Work through the data line by line, gathering every line that has the word "城镇化水平".

Data records:
(begin)

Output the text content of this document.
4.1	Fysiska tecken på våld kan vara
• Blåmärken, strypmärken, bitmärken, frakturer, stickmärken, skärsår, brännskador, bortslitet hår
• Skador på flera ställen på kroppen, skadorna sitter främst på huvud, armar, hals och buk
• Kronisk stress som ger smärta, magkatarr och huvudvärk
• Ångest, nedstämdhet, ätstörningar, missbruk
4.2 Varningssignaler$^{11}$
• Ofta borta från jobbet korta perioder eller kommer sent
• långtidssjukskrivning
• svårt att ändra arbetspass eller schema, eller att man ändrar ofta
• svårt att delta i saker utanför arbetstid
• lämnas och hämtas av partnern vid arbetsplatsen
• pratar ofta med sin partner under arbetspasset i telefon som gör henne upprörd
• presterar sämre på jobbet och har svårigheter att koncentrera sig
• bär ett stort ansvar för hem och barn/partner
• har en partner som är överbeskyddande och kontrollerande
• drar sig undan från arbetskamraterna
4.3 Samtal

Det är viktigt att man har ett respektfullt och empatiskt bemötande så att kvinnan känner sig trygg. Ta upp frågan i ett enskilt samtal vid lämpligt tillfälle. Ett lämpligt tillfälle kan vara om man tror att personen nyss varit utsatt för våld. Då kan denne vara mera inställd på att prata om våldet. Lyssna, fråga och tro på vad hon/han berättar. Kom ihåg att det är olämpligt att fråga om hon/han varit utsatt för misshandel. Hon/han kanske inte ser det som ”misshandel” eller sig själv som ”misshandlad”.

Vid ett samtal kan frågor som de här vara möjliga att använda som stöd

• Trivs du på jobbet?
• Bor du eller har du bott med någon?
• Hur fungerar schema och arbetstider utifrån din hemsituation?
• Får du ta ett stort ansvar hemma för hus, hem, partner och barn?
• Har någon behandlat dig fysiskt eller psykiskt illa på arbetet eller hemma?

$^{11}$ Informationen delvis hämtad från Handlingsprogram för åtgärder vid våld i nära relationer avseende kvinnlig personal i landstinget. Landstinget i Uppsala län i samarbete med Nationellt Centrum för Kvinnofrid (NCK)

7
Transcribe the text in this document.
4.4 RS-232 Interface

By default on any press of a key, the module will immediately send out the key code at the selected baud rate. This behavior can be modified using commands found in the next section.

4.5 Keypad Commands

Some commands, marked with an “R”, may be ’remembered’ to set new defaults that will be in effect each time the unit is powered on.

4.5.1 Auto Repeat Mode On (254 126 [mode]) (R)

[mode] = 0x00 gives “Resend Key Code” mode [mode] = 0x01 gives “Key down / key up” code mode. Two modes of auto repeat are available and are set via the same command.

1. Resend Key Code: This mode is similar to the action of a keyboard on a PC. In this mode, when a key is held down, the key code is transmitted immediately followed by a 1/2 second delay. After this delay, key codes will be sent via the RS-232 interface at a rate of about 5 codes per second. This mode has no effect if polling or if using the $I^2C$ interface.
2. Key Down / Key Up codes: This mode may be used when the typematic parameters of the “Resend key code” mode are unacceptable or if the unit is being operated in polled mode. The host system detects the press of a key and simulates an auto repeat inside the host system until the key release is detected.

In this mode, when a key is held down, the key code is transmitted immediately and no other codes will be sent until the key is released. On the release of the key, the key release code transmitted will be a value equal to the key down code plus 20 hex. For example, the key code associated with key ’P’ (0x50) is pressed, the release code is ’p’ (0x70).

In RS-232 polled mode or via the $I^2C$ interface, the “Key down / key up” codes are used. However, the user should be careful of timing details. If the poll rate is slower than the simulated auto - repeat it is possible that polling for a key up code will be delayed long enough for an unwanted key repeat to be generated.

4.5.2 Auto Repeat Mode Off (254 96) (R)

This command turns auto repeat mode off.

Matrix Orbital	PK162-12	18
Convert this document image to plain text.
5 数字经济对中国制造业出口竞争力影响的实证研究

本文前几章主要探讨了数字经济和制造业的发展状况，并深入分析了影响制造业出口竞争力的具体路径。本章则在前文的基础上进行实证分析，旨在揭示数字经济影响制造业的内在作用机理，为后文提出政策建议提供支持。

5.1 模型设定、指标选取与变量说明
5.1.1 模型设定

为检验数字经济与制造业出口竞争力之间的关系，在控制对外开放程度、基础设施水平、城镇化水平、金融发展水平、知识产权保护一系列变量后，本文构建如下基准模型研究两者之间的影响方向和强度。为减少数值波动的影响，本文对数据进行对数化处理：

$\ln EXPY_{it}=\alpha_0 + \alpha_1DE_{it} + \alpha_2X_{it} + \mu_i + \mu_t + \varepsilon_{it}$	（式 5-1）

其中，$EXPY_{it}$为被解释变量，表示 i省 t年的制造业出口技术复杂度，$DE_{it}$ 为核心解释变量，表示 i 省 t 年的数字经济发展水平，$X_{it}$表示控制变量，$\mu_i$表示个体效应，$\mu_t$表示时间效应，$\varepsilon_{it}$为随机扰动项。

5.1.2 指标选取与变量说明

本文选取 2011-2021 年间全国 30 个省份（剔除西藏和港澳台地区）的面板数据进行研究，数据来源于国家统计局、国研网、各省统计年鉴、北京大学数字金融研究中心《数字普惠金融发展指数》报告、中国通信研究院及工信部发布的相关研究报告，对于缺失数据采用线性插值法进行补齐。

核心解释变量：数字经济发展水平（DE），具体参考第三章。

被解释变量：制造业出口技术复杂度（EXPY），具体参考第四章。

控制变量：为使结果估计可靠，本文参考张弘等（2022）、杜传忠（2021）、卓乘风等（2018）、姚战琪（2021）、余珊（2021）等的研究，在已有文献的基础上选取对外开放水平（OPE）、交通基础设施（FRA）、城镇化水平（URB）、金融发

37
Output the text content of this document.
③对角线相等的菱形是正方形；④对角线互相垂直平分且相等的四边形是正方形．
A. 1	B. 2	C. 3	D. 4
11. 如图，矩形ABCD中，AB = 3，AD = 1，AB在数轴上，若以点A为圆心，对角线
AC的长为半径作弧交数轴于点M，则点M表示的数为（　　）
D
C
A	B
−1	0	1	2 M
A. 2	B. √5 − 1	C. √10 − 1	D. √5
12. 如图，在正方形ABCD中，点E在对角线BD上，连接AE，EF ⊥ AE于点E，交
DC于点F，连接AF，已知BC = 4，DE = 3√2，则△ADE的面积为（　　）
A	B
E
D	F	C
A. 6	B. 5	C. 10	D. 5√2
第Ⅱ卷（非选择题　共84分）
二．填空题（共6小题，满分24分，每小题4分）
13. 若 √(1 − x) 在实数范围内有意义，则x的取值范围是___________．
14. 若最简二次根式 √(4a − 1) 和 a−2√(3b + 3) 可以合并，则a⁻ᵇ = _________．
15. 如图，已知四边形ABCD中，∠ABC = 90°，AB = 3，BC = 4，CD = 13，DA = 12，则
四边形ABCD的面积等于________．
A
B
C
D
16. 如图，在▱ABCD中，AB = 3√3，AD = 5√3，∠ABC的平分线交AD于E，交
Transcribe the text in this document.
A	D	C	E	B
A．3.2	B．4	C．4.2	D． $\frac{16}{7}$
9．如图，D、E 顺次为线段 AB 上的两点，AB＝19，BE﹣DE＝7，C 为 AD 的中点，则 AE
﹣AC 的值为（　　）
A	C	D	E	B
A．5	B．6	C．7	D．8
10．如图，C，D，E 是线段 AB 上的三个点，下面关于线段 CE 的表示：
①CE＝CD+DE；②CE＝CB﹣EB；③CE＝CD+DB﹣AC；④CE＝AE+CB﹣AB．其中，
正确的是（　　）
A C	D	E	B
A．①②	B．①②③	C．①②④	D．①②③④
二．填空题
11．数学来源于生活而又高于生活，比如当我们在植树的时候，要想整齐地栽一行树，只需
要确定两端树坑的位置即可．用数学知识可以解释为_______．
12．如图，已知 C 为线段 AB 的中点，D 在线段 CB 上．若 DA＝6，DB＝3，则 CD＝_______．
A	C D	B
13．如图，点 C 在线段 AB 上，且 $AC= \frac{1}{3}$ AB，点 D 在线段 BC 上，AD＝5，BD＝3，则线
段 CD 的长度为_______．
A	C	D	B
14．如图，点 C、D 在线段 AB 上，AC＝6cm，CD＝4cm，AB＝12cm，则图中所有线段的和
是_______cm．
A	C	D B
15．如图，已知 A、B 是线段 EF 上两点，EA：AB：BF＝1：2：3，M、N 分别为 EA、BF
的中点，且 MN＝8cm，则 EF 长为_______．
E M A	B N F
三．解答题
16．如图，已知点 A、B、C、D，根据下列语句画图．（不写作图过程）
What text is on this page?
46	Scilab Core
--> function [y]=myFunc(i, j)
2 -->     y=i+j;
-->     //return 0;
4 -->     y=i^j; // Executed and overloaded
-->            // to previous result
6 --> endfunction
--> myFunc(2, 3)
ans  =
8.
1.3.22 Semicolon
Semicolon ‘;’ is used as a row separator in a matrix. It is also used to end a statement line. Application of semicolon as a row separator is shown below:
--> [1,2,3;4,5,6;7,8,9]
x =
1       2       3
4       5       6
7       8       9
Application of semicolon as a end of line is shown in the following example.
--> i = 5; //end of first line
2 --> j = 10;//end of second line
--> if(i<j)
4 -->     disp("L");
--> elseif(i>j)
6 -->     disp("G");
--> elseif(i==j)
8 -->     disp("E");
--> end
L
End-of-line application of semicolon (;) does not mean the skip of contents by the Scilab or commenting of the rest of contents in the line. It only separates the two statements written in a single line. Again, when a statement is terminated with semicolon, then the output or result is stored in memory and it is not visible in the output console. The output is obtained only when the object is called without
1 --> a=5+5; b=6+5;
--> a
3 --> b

(end)

* Problem solution:
为检验数字经济与制造业出口竞争力之间的关系，在控制对外开放程度、基础设施水平、城镇化水平、金融发展水平、知识产权保护一系列变量后，本文构建如下基准模型研究两者之间的影响方向和强度。为减少数值波动的影响，本文对数据进行对数化处理：
控制变量：为使结果估计可靠，本文参考张弘等（2022）、杜传忠（2021）、卓乘风等（2018）、姚战琪（2021）、余珊（2021）等的研究，在已有文献的基础上选取对外开放水平（OPE）、交通基础设施（FRA）、城镇化水平（URB）、金融发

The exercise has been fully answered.